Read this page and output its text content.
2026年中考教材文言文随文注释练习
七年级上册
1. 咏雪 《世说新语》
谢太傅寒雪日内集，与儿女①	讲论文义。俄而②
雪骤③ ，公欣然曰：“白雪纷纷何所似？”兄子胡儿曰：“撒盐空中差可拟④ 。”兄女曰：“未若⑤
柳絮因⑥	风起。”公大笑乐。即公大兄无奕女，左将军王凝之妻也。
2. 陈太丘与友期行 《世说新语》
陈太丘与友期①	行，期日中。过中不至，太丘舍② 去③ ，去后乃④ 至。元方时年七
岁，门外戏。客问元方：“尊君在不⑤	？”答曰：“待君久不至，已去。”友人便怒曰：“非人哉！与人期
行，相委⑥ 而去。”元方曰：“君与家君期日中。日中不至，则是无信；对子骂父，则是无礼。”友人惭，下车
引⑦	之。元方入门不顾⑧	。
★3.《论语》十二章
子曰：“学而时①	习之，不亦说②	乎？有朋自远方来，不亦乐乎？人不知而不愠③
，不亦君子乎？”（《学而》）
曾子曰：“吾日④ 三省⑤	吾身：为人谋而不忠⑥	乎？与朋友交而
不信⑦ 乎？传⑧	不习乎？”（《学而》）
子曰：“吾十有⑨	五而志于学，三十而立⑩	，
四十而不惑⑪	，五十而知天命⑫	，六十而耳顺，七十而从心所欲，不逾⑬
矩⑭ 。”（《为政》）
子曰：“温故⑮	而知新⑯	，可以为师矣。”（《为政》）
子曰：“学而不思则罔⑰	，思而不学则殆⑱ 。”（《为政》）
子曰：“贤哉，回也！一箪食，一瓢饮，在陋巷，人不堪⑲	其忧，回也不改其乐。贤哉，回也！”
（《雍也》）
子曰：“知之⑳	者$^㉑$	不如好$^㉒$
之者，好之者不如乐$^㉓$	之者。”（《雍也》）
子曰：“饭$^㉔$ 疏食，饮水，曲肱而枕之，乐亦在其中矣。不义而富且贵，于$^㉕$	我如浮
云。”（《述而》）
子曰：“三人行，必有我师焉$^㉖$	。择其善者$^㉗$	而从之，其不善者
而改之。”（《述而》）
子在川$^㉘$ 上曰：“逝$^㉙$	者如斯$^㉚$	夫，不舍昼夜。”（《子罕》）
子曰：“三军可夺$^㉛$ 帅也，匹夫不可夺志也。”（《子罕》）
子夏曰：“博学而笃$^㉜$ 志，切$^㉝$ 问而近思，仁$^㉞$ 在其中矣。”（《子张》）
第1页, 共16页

.....

▶ _Task to complete_
Each entry above is to be set down again in exactly the same words.

▶ _Problem solution_
Read this page and output its text content.
2026年中考教材文言文随文注释练习
七年级上册
1. 咏雪 《世说新语》
谢太傅寒雪日内集，与儿女①	讲论文义。俄而②
雪骤③ ，公欣然曰：“白雪纷纷何所似？”兄子胡儿曰：“撒盐空中差可拟④ 。”兄女曰：“未若⑤
柳絮因⑥	风起。”公大笑乐。即公大兄无奕女，左将军王凝之妻也。
2. 陈太丘与友期行 《世说新语》
陈太丘与友期①	行，期日中。过中不至，太丘舍② 去③ ，去后乃④ 至。元方时年七
岁，门外戏。客问元方：“尊君在不⑤	？”答曰：“待君久不至，已去。”友人便怒曰：“非人哉！与人期
行，相委⑥ 而去。”元方曰：“君与家君期日中。日中不至，则是无信；对子骂父，则是无礼。”友人惭，下车
引⑦	之。元方入门不顾⑧	。
★3.《论语》十二章
子曰：“学而时①	习之，不亦说②	乎？有朋自远方来，不亦乐乎？人不知而不愠③
，不亦君子乎？”（《学而》）
曾子曰：“吾日④ 三省⑤	吾身：为人谋而不忠⑥	乎？与朋友交而
不信⑦ 乎？传⑧	不习乎？”（《学而》）
子曰：“吾十有⑨	五而志于学，三十而立⑩	，
四十而不惑⑪	，五十而知天命⑫	，六十而耳顺，七十而从心所欲，不逾⑬
矩⑭ 。”（《为政》）
子曰：“温故⑮	而知新⑯	，可以为师矣。”（《为政》）
子曰：“学而不思则罔⑰	，思而不学则殆⑱ 。”（《为政》）
子曰：“贤哉，回也！一箪食，一瓢饮，在陋巷，人不堪⑲	其忧，回也不改其乐。贤哉，回也！”
（《雍也》）
子曰：“知之⑳	者$^㉑$	不如好$^㉒$
之者，好之者不如乐$^㉓$	之者。”（《雍也》）
子曰：“饭$^㉔$ 疏食，饮水，曲肱而枕之，乐亦在其中矣。不义而富且贵，于$^㉕$	我如浮
云。”（《述而》）
子曰：“三人行，必有我师焉$^㉖$	。择其善者$^㉗$	而从之，其不善者
而改之。”（《述而》）
子在川$^㉘$ 上曰：“逝$^㉙$	者如斯$^㉚$	夫，不舍昼夜。”（《子罕》）
子曰：“三军可夺$^㉛$ 帅也，匹夫不可夺志也。”（《子罕》）
子夏曰：“博学而笃$^㉜$ 志，切$^㉝$ 问而近思，仁$^㉞$ 在其中矣。”（《子张》）
第1页, 共16页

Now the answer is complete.